** Start of Rows **
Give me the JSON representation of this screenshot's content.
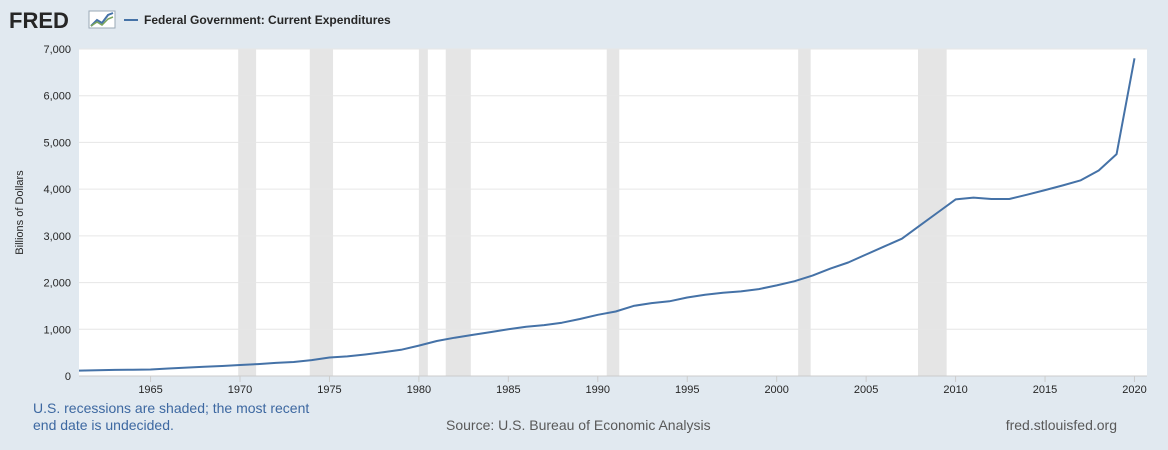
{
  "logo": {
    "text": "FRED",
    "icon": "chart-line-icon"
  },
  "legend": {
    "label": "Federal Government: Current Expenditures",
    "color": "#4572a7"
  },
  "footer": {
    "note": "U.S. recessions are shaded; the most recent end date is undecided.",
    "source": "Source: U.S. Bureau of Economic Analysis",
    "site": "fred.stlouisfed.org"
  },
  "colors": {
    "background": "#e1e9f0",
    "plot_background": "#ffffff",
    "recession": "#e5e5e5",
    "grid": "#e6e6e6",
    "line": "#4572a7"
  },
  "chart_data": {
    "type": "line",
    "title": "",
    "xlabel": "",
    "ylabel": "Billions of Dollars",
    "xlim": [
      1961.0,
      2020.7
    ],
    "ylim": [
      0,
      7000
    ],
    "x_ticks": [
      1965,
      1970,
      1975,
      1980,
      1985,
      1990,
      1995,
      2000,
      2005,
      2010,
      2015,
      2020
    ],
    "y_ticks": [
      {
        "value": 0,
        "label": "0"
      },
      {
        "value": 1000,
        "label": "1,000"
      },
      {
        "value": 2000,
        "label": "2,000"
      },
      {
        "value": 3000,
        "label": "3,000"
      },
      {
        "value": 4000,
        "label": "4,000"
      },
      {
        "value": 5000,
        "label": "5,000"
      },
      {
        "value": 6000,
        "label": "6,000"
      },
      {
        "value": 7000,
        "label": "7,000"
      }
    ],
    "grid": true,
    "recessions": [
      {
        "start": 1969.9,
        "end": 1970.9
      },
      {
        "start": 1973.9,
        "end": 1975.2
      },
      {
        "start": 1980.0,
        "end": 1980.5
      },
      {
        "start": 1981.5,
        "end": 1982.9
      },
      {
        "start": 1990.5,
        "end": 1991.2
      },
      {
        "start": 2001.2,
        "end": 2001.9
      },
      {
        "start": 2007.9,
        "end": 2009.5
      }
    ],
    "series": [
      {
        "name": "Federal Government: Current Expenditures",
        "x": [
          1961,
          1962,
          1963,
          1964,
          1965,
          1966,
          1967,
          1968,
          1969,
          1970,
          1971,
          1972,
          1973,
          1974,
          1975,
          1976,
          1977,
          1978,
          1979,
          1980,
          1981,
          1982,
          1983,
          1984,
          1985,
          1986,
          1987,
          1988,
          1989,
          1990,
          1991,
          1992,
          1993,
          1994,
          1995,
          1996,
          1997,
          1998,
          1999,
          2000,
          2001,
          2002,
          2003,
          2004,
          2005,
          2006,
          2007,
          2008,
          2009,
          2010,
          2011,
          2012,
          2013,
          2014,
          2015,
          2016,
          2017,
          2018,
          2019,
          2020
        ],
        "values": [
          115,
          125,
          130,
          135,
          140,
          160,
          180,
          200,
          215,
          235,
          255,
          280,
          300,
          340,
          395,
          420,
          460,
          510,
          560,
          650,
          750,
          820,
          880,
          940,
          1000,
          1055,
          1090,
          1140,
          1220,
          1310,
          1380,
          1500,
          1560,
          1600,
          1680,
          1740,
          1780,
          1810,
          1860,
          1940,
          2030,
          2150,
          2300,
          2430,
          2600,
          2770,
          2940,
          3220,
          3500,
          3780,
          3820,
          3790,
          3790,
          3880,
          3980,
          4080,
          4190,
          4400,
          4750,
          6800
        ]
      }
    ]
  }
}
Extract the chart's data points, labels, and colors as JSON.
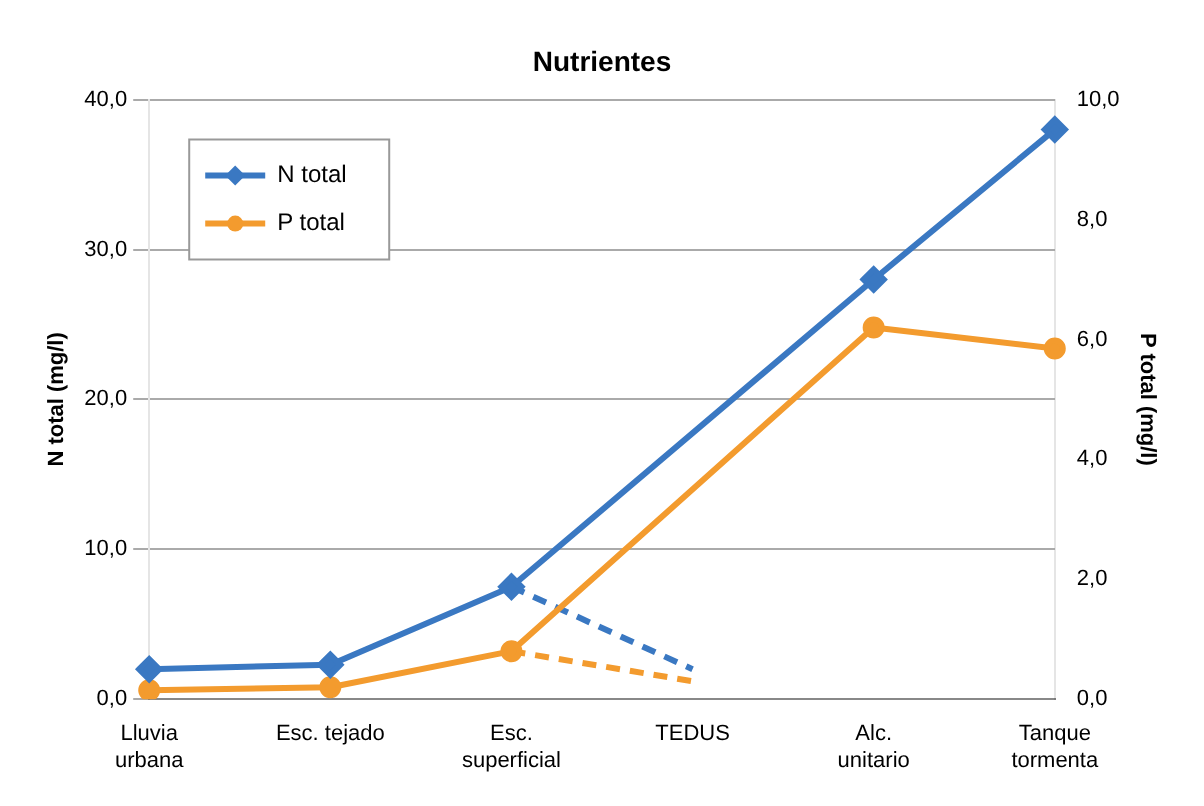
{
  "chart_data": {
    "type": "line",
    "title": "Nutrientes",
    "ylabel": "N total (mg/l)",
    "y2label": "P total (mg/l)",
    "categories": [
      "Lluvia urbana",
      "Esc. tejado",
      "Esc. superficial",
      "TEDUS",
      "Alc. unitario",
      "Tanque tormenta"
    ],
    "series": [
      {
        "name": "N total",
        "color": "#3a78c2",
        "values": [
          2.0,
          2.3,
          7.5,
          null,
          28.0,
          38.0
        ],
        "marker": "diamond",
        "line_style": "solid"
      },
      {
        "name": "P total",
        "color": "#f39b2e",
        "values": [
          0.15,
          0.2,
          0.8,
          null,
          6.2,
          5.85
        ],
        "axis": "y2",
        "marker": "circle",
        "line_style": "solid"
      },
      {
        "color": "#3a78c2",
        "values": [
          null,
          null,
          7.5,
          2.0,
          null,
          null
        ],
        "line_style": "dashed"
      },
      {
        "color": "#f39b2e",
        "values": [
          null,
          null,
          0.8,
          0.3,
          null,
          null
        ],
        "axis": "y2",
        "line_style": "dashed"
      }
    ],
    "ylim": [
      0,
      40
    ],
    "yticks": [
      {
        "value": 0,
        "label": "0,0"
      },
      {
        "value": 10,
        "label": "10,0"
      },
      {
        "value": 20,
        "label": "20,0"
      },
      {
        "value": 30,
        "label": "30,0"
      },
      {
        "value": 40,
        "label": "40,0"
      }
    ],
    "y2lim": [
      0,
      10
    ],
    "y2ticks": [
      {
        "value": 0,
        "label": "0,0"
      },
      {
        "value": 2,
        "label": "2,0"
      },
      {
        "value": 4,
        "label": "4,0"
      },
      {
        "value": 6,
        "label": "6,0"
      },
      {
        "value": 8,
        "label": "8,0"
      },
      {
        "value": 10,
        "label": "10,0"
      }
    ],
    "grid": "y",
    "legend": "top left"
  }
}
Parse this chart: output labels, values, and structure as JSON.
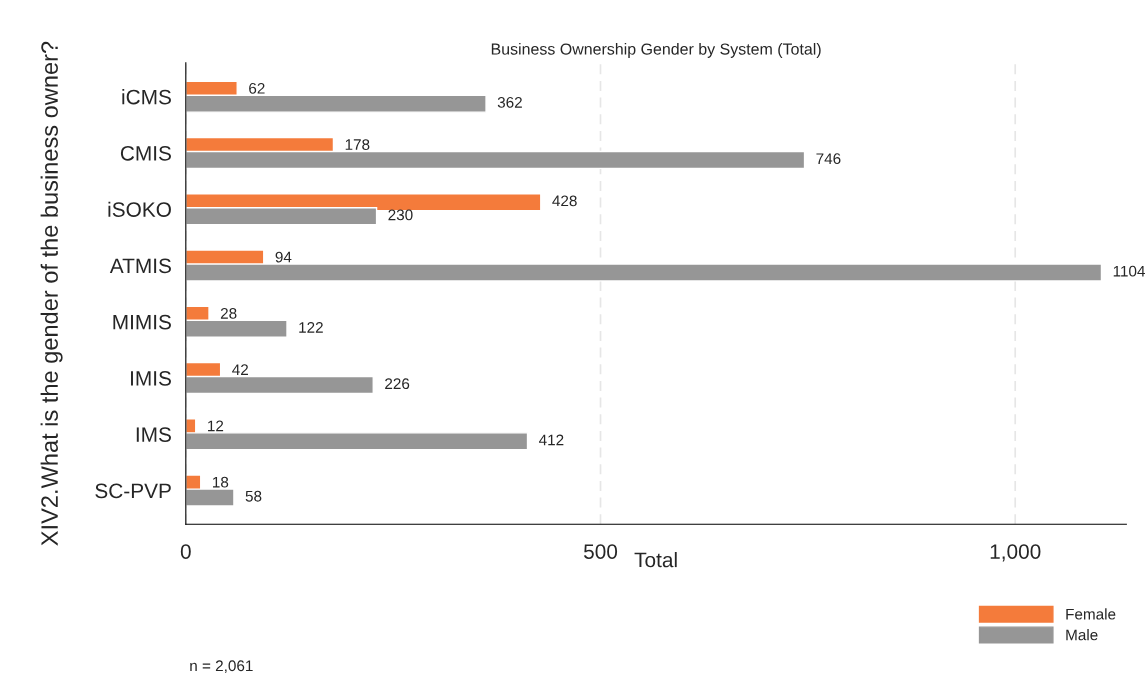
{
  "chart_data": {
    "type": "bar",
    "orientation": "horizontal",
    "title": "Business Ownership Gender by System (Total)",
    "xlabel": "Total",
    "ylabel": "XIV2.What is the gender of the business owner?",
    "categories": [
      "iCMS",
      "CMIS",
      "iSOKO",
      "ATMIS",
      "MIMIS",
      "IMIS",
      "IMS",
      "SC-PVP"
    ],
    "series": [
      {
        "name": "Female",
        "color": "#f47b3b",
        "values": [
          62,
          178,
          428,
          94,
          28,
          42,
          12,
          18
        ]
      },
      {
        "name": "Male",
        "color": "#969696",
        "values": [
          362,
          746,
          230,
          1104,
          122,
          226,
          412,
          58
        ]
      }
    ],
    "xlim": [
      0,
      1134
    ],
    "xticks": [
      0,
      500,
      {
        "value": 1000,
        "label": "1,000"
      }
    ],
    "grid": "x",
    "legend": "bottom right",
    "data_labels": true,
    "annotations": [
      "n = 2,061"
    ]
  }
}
** End of Rows **
Written request ->
Filter the entries and copy out every line with the word "ylabel".

The result ->
    "ylabel": "Billions of Dollars",
    "ylabel": "N total (mg/l)",
    "ylabel": "XIV2.What is the gender of the business owner?",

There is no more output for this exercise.